WHAT THE TASK REQUIRES:
Scan the lines below for the word "type". Copy each line you find it in.

Dataset records
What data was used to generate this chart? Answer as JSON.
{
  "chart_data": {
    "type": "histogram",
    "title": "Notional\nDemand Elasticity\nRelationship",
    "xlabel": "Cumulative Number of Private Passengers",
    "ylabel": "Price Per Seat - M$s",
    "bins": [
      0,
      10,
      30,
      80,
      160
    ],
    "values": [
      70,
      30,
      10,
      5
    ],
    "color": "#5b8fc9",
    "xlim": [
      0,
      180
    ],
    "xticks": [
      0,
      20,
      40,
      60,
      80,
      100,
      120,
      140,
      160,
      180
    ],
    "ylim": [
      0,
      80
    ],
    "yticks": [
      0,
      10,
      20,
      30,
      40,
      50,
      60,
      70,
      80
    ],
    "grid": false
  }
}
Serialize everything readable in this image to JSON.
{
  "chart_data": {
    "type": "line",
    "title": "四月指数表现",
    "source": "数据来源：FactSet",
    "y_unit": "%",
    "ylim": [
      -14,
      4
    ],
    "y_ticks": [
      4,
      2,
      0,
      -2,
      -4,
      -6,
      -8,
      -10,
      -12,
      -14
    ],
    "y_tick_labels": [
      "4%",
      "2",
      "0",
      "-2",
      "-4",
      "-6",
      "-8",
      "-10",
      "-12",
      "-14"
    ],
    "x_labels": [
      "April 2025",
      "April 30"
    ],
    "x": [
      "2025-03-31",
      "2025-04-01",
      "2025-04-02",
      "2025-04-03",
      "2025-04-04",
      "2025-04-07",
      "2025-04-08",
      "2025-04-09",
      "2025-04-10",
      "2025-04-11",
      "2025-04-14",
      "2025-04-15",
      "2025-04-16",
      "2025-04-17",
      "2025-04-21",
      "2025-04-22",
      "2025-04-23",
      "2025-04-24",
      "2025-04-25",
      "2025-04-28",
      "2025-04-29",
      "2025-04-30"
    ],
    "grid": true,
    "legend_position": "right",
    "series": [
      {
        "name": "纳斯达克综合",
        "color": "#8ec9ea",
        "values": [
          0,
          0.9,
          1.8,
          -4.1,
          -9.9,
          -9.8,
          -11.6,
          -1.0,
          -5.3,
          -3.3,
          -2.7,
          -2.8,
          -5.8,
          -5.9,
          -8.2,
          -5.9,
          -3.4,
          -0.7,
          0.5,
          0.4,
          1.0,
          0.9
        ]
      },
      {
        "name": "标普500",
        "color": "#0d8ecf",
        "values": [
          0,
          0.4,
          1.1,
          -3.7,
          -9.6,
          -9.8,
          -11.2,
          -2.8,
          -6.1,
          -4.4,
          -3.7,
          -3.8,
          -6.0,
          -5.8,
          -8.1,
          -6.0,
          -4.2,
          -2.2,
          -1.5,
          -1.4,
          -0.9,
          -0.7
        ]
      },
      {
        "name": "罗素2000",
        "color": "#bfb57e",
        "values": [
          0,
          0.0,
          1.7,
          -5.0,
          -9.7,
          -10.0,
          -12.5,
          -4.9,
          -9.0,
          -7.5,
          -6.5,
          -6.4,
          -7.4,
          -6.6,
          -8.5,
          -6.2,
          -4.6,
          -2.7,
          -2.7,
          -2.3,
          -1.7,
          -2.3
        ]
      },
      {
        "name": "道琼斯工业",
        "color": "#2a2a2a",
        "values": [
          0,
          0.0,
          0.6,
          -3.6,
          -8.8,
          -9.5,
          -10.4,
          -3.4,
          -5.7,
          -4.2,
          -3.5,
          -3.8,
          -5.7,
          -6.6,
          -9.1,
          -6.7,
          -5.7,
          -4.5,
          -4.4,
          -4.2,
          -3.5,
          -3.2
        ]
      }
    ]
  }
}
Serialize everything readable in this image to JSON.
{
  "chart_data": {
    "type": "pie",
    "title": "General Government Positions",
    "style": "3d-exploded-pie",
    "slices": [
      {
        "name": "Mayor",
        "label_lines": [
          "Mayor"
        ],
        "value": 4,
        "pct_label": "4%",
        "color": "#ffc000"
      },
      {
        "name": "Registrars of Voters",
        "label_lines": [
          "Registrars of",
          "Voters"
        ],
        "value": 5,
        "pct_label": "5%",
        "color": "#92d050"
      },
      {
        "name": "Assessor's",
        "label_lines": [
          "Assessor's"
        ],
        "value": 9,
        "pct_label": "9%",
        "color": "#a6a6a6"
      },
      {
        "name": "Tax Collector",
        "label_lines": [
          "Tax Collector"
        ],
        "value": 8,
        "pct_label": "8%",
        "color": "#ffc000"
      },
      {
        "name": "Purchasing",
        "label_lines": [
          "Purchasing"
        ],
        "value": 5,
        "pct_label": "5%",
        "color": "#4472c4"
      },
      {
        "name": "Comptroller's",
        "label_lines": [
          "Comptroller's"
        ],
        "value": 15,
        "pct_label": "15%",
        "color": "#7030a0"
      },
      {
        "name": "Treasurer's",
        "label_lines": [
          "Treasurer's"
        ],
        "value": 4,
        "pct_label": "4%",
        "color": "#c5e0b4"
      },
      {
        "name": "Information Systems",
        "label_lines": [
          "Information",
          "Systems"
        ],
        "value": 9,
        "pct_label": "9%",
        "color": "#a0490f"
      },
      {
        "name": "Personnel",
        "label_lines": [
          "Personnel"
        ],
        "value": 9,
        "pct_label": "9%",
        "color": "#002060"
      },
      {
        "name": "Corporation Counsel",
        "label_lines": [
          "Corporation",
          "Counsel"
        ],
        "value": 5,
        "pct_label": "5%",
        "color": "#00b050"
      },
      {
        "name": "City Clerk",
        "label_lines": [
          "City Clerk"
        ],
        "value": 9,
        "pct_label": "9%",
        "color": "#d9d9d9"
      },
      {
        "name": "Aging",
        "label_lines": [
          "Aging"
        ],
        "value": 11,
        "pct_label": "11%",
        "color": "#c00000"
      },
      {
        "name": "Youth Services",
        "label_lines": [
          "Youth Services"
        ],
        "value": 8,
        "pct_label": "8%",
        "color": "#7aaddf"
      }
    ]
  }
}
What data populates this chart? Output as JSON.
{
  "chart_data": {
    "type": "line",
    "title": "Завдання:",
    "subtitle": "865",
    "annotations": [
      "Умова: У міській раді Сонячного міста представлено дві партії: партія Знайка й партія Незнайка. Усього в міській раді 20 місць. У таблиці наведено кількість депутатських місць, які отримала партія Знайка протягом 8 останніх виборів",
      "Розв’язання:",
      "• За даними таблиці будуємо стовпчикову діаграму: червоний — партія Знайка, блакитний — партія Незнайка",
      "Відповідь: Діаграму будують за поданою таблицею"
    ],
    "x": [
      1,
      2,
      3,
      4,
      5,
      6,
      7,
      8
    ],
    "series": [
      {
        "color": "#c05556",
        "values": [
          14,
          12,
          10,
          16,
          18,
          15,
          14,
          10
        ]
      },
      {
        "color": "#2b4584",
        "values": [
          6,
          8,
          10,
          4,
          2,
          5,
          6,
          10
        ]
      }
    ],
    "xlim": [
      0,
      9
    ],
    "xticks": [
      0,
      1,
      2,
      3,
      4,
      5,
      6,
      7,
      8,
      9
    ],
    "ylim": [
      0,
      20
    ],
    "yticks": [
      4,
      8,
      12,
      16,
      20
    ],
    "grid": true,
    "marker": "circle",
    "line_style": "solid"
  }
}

CORRECT ANSWER:
    "type": "histogram",
    "type": "line",
    "type": "pie",
    "type": "line",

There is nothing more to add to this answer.